Task objective | Locate and copy all lines bearing the word "image".

Supplied records |
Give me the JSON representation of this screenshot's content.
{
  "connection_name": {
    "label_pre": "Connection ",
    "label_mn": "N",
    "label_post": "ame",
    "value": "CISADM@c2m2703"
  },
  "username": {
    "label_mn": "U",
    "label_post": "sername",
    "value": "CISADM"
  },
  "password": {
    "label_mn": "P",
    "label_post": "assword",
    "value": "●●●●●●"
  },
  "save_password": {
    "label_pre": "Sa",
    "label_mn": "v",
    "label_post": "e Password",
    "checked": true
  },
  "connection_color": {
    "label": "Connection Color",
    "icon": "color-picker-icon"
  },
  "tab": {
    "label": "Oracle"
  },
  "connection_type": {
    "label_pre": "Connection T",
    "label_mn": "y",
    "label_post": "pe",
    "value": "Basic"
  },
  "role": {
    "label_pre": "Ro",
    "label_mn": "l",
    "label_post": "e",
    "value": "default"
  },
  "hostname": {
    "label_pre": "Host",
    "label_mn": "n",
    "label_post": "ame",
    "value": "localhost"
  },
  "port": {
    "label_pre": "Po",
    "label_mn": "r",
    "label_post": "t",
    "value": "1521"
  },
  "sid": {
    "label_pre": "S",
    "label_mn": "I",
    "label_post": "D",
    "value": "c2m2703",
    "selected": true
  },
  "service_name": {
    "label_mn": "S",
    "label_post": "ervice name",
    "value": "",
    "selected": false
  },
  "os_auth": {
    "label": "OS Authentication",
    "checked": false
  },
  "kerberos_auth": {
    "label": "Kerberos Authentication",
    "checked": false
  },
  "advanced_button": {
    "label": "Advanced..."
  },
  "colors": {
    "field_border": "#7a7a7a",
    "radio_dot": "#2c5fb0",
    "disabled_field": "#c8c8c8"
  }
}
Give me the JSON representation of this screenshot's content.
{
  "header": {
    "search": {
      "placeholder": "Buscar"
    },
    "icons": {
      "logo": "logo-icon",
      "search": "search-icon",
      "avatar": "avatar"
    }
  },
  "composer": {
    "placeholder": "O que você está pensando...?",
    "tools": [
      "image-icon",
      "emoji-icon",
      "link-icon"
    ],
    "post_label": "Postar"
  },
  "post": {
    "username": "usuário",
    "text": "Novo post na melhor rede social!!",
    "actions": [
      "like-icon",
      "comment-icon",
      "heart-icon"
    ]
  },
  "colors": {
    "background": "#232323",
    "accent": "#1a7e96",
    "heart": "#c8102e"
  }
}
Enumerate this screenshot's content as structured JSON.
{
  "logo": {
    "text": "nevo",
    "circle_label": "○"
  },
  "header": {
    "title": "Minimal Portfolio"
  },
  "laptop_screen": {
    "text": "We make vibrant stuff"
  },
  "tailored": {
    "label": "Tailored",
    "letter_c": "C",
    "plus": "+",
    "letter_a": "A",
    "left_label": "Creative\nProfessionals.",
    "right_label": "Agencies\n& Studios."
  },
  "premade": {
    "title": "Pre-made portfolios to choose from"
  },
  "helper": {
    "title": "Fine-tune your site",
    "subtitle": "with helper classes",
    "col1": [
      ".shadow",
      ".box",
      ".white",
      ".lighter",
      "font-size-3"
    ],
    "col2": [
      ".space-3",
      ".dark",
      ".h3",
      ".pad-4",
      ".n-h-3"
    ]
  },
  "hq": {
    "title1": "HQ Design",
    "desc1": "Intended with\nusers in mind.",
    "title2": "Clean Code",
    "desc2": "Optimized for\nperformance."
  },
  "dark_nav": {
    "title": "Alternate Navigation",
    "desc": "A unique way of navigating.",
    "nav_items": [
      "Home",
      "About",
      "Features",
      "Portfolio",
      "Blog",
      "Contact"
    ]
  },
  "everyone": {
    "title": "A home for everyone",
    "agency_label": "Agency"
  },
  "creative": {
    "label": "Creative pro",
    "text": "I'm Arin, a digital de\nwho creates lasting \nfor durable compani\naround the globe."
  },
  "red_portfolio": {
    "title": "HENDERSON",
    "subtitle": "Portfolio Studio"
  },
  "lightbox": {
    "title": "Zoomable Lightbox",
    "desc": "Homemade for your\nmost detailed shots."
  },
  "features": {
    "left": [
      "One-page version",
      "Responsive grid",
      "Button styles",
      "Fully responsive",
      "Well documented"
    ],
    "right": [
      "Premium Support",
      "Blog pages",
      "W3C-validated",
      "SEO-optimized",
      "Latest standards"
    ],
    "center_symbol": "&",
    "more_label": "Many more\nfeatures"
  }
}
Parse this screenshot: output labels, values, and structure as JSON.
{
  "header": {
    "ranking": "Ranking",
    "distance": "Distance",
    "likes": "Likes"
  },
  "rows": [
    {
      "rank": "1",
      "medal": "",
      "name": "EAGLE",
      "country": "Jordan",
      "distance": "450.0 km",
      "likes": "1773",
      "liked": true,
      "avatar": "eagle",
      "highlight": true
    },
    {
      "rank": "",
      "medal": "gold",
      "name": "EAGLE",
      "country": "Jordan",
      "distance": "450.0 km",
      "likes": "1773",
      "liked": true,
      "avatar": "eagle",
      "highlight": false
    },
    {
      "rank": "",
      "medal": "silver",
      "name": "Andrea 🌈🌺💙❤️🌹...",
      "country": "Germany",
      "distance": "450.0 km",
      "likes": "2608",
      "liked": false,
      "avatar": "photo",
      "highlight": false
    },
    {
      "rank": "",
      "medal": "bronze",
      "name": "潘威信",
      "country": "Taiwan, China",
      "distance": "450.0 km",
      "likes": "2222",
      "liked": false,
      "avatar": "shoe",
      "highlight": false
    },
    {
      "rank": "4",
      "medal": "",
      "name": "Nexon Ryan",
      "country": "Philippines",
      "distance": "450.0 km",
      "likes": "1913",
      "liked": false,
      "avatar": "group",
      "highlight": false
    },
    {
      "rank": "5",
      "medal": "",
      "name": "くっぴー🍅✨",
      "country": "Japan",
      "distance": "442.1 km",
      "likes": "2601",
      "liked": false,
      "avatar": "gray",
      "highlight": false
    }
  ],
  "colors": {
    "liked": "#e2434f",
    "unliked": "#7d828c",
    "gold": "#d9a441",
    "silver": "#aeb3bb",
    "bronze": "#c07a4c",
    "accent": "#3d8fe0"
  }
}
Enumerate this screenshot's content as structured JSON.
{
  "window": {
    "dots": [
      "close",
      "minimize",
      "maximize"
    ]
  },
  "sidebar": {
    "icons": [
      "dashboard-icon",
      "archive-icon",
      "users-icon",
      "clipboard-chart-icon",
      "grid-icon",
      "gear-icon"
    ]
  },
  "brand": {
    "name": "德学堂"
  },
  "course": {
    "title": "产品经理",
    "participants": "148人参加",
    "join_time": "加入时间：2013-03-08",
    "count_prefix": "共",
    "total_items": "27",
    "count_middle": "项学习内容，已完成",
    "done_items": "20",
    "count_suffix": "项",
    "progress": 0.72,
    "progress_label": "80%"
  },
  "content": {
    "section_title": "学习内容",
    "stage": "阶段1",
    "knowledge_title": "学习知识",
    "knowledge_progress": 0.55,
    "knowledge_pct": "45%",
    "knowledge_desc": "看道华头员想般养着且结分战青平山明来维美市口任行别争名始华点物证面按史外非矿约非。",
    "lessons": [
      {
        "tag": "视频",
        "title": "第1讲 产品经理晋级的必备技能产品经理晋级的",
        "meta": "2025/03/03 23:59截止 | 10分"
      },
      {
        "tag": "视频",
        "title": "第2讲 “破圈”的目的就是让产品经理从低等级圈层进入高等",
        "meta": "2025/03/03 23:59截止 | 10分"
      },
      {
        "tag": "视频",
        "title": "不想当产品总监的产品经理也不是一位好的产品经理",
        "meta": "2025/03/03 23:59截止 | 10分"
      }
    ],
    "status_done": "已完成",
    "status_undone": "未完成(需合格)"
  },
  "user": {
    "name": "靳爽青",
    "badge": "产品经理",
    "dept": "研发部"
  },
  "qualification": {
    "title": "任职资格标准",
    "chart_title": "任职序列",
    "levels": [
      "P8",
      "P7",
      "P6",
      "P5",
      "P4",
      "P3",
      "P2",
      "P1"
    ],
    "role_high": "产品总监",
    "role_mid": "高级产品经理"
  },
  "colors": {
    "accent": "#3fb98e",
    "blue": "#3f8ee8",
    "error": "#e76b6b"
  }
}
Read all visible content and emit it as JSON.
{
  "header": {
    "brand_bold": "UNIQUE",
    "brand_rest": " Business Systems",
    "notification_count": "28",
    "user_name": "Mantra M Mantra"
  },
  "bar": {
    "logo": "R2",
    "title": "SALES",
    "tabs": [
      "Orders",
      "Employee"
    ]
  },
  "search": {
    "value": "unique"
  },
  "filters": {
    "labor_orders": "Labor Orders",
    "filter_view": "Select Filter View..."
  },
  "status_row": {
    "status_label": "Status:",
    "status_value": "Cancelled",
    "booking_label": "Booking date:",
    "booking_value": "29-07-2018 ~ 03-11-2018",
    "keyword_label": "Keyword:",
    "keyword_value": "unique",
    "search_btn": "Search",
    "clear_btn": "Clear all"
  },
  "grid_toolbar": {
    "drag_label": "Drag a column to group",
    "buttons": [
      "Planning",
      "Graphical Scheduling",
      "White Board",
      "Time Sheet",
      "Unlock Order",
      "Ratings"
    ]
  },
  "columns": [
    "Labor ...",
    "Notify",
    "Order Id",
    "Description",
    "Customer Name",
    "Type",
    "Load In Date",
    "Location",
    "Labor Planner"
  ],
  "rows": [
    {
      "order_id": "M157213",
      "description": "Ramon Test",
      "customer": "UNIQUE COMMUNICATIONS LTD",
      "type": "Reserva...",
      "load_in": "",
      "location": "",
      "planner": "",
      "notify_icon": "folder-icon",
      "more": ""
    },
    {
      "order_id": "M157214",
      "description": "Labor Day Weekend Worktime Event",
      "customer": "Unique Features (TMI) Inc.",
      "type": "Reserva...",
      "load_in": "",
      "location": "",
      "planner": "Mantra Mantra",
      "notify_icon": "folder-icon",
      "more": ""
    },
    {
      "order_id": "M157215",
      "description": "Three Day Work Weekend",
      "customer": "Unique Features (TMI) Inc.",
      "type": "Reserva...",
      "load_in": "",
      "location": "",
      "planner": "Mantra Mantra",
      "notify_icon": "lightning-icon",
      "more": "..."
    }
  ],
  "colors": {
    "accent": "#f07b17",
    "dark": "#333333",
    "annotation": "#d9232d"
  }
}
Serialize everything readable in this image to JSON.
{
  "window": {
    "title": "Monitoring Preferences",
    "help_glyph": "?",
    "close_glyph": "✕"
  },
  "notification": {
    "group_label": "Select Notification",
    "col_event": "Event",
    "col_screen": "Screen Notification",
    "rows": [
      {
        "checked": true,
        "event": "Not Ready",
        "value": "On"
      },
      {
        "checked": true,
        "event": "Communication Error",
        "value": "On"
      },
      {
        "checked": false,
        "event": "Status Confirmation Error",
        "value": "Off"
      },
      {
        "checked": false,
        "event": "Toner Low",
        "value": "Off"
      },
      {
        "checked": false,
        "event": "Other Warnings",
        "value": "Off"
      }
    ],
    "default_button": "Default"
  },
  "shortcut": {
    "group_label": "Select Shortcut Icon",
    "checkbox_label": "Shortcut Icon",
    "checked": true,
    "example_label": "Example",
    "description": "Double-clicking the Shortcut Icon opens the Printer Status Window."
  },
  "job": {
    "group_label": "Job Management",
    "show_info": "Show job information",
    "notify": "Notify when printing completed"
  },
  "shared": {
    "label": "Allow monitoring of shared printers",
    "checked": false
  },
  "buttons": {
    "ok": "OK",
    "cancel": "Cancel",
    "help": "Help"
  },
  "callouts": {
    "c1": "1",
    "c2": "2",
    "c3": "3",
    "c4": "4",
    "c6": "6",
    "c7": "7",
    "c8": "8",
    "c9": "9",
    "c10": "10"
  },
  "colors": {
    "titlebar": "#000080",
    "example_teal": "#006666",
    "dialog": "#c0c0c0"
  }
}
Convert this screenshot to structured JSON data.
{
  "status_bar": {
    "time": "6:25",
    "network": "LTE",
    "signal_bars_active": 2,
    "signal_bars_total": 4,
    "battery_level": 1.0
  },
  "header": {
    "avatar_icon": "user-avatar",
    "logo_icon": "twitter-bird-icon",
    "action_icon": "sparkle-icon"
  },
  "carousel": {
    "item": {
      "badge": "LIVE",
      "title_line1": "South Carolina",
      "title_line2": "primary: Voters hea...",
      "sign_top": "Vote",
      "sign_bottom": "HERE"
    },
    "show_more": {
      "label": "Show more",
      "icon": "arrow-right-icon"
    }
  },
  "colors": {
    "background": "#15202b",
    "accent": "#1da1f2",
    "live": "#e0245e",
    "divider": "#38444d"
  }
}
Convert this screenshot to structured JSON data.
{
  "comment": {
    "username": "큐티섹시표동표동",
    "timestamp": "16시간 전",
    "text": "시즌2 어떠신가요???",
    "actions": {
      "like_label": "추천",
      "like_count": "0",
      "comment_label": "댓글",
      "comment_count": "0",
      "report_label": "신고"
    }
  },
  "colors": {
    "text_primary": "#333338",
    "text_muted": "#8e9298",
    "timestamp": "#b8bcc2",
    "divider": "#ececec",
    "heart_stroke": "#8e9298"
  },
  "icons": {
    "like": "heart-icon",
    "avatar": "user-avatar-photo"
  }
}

Output for this exercise |
      "image-icon",
Serialize everything readable in this image to JSON.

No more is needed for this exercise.